Rows from a figure dataset:

== == ==

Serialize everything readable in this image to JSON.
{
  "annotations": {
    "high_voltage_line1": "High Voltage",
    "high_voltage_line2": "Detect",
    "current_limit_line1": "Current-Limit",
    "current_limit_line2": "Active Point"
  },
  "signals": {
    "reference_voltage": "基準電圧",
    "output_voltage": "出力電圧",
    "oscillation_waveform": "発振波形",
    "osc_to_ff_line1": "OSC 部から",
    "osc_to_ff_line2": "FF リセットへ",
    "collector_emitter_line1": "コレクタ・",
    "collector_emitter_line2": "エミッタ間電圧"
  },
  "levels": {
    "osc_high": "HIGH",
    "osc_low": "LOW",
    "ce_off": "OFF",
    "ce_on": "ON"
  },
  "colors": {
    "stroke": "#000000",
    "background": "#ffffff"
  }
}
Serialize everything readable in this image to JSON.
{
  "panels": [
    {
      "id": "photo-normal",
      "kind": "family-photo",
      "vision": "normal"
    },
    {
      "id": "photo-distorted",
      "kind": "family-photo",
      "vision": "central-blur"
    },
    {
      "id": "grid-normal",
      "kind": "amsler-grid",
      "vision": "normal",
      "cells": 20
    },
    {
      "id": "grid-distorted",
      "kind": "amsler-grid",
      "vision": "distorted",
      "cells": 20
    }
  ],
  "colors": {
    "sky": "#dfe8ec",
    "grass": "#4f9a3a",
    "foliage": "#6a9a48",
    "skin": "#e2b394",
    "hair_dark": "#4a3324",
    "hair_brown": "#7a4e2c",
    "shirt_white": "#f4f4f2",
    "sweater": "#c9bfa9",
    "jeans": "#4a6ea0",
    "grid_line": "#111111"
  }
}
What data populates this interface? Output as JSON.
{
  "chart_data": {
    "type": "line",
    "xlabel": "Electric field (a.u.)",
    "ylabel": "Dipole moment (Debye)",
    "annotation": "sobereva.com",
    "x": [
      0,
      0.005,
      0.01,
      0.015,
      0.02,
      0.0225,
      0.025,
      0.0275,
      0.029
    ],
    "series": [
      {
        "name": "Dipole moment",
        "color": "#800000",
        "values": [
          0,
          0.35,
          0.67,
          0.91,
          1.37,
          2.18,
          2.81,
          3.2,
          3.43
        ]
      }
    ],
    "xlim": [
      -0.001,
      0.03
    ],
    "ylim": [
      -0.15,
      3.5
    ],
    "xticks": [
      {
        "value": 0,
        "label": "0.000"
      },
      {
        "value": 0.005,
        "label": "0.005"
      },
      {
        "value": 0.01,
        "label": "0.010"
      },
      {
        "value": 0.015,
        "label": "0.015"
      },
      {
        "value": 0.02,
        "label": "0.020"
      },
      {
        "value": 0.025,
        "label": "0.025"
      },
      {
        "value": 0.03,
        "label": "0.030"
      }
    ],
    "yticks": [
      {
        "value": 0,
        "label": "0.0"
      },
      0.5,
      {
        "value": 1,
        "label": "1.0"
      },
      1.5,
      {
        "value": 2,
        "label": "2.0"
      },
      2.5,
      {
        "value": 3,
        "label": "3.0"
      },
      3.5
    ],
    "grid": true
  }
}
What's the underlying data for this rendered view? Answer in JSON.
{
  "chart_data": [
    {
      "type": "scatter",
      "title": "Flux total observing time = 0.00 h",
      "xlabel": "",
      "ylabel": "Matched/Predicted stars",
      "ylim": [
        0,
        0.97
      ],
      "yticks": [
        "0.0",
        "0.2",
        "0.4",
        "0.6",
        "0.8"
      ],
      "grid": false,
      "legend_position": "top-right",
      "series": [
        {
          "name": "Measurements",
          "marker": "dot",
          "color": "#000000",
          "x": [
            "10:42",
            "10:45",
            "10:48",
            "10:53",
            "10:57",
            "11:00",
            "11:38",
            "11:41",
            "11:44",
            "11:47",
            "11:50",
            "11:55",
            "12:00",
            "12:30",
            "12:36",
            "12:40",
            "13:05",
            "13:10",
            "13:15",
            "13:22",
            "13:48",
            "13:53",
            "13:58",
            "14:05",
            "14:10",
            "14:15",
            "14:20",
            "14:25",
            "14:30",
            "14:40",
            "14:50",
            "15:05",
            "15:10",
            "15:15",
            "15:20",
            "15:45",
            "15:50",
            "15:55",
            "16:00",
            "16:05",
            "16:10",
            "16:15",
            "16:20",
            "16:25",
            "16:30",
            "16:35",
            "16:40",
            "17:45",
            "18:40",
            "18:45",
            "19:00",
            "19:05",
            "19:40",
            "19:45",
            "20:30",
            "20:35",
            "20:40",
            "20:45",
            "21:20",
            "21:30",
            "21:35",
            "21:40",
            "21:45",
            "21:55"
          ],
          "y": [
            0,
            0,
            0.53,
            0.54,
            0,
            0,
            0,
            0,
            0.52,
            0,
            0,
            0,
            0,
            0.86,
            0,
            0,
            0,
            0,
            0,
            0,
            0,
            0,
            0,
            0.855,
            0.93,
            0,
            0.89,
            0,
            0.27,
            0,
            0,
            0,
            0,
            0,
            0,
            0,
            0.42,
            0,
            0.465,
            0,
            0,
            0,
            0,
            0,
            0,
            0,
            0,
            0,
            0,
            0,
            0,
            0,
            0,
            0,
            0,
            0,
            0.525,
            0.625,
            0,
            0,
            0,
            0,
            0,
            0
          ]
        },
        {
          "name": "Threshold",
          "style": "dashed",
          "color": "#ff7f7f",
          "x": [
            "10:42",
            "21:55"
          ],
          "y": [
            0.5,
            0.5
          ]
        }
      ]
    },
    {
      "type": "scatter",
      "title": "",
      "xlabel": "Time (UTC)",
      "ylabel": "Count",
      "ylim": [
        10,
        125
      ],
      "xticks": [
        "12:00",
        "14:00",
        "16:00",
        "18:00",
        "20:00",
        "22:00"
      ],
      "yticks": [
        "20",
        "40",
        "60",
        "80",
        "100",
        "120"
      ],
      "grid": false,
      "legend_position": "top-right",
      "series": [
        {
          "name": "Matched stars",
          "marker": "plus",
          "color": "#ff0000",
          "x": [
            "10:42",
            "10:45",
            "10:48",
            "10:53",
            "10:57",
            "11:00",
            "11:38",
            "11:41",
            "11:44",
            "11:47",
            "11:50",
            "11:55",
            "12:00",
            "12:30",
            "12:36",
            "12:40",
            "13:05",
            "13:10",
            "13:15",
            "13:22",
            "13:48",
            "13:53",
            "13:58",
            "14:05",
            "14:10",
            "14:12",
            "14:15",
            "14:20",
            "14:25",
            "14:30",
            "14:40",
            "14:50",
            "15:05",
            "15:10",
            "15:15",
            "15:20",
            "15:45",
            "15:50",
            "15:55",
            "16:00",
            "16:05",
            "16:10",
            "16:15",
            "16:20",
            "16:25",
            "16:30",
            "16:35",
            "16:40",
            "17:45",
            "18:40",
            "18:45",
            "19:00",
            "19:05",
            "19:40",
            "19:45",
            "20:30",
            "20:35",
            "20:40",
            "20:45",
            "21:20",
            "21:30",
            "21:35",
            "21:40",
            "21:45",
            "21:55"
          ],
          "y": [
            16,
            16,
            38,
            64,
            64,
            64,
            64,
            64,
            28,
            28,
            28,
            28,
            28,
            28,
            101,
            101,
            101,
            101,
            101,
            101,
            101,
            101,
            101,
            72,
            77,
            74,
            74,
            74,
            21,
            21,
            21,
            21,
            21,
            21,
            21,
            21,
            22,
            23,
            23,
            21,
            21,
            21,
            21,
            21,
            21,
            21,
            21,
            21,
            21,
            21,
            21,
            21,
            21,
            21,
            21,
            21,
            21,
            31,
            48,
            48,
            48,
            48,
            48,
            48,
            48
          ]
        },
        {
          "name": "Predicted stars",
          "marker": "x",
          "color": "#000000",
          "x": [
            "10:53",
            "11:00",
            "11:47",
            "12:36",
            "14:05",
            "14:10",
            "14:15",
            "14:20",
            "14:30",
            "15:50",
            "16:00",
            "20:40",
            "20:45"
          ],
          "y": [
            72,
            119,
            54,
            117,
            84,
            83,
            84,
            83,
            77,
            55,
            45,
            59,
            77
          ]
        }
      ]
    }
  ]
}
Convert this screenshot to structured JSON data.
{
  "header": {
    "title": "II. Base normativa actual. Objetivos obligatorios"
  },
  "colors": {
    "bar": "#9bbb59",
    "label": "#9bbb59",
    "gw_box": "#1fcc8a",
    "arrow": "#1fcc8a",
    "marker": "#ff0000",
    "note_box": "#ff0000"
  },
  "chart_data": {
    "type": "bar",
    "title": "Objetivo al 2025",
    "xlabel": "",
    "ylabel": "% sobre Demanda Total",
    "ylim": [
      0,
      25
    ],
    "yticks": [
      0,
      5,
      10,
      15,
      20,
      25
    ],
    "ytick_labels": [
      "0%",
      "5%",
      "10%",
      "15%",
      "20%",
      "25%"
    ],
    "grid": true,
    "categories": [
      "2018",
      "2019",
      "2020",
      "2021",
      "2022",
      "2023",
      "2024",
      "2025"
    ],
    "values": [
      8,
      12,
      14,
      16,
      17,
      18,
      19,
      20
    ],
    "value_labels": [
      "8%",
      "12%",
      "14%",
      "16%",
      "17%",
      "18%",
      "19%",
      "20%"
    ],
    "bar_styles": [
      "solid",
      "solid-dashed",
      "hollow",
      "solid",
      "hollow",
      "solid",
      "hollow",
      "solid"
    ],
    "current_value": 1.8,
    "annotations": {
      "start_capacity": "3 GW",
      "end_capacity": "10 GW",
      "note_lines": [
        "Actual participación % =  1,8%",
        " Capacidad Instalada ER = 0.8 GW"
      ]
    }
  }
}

== == ==

Whenever "What" turns up in a line, pick that line out.

What data populates this interface? Output as JSON.
What's the underlying data for this rendered view? Answer in JSON.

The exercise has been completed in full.